▸ **Goal**: The listing below is the input. Say how many of its lines contain "absorber", giving the number alone.

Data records

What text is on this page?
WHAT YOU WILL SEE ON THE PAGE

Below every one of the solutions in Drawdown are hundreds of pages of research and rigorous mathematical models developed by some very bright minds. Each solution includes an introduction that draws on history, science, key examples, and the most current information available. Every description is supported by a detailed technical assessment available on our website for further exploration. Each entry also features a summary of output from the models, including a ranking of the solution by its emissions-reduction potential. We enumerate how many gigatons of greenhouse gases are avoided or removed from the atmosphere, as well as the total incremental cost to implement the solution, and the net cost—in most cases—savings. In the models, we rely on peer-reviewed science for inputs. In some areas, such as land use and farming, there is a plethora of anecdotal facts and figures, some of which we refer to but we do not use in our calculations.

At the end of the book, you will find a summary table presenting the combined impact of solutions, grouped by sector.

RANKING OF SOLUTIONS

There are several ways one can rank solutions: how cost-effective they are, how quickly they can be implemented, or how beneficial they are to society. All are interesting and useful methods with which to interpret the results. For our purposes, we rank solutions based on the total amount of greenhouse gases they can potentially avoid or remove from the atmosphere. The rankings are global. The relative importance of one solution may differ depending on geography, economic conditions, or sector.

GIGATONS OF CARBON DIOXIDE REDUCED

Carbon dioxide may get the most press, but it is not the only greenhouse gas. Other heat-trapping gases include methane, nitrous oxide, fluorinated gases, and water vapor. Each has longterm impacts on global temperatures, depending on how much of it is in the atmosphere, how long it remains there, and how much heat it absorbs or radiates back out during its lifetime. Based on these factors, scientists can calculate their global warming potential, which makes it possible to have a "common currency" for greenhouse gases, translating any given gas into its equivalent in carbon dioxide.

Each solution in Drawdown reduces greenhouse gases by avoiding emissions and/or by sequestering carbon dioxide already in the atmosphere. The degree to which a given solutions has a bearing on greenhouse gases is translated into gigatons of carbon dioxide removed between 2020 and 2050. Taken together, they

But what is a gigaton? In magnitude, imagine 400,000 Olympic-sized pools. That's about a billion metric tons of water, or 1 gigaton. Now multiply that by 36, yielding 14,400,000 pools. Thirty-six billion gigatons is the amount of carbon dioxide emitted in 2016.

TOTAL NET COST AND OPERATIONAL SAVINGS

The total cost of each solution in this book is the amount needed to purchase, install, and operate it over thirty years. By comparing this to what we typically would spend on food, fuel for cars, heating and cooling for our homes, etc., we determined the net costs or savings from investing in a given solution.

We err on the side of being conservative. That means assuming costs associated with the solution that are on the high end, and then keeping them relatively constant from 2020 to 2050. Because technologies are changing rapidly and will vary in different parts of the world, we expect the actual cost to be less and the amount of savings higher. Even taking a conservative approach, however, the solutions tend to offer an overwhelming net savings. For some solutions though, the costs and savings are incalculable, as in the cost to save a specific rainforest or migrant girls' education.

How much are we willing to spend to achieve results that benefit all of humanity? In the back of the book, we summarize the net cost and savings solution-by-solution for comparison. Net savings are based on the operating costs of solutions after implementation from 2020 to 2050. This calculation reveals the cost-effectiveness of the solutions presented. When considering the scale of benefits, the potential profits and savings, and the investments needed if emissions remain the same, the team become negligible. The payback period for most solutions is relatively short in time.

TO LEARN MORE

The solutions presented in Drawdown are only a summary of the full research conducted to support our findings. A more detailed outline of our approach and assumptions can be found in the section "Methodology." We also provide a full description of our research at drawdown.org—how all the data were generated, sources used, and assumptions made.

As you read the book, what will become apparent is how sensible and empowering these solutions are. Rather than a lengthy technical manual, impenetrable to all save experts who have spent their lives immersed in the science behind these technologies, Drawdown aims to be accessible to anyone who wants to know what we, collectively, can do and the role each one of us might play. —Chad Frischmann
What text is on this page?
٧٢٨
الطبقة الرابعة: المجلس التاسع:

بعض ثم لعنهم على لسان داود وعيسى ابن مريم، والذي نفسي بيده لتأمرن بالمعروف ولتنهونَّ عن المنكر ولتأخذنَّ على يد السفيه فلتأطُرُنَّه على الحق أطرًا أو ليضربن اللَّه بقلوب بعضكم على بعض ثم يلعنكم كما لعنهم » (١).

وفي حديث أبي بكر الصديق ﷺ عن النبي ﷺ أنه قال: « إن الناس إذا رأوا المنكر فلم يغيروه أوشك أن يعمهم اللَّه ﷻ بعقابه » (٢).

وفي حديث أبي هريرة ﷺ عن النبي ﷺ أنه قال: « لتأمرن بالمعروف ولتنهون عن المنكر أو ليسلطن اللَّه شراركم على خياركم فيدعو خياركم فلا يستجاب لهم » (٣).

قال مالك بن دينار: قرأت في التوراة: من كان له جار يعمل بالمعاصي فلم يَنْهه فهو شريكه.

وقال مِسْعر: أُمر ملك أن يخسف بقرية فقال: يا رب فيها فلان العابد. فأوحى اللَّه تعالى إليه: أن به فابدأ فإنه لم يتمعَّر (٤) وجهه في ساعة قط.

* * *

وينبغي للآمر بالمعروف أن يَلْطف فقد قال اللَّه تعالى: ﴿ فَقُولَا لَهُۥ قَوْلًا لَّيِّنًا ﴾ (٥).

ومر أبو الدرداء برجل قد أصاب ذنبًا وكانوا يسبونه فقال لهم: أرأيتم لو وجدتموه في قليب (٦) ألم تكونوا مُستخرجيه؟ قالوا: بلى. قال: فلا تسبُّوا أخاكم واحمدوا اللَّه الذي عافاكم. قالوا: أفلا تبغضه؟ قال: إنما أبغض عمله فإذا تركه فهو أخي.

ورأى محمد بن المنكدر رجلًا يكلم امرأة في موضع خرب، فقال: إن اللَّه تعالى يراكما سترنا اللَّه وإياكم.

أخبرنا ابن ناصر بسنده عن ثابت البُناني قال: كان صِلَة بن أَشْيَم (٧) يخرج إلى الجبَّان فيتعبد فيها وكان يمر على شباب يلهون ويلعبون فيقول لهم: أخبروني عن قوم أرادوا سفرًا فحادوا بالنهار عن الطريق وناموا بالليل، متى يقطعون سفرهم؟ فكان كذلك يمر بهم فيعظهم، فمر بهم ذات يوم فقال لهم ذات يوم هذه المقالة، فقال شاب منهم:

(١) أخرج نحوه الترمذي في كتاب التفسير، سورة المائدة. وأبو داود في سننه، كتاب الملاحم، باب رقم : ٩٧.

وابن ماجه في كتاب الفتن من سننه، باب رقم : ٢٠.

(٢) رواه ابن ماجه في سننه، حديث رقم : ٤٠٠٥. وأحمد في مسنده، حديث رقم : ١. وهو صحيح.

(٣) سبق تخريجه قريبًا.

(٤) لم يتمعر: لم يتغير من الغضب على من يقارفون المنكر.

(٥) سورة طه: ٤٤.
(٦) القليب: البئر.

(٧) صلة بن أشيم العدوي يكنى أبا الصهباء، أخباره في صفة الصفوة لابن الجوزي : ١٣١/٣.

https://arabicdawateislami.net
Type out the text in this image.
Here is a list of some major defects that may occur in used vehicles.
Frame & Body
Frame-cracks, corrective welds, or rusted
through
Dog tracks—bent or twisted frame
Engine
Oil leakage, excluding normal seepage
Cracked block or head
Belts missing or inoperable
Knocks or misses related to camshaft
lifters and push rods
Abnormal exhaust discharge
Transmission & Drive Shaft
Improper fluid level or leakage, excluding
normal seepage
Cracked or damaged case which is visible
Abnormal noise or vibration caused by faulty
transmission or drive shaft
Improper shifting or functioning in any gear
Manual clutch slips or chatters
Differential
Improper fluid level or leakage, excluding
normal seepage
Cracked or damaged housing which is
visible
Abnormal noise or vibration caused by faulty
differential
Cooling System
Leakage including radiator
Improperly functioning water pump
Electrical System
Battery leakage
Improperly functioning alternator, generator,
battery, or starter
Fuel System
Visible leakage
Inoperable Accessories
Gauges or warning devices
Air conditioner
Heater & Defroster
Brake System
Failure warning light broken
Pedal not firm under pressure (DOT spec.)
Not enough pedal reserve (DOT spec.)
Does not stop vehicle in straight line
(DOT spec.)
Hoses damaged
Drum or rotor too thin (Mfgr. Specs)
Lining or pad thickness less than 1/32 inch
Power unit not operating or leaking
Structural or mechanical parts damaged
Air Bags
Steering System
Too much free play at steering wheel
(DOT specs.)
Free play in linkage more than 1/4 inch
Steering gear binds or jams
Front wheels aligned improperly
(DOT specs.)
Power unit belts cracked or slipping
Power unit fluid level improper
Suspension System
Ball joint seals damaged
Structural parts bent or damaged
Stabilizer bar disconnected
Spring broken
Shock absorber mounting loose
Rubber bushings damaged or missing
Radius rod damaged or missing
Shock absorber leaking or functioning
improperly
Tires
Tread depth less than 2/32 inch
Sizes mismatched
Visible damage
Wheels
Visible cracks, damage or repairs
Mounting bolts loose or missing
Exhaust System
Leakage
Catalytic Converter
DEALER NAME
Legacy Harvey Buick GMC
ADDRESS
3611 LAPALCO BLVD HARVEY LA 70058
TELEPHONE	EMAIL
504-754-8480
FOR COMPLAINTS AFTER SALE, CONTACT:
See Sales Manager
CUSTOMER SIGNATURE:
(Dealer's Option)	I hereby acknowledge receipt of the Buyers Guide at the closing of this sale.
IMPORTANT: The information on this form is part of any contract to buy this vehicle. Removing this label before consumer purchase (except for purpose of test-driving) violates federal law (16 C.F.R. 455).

▸ **Correct answer**: 2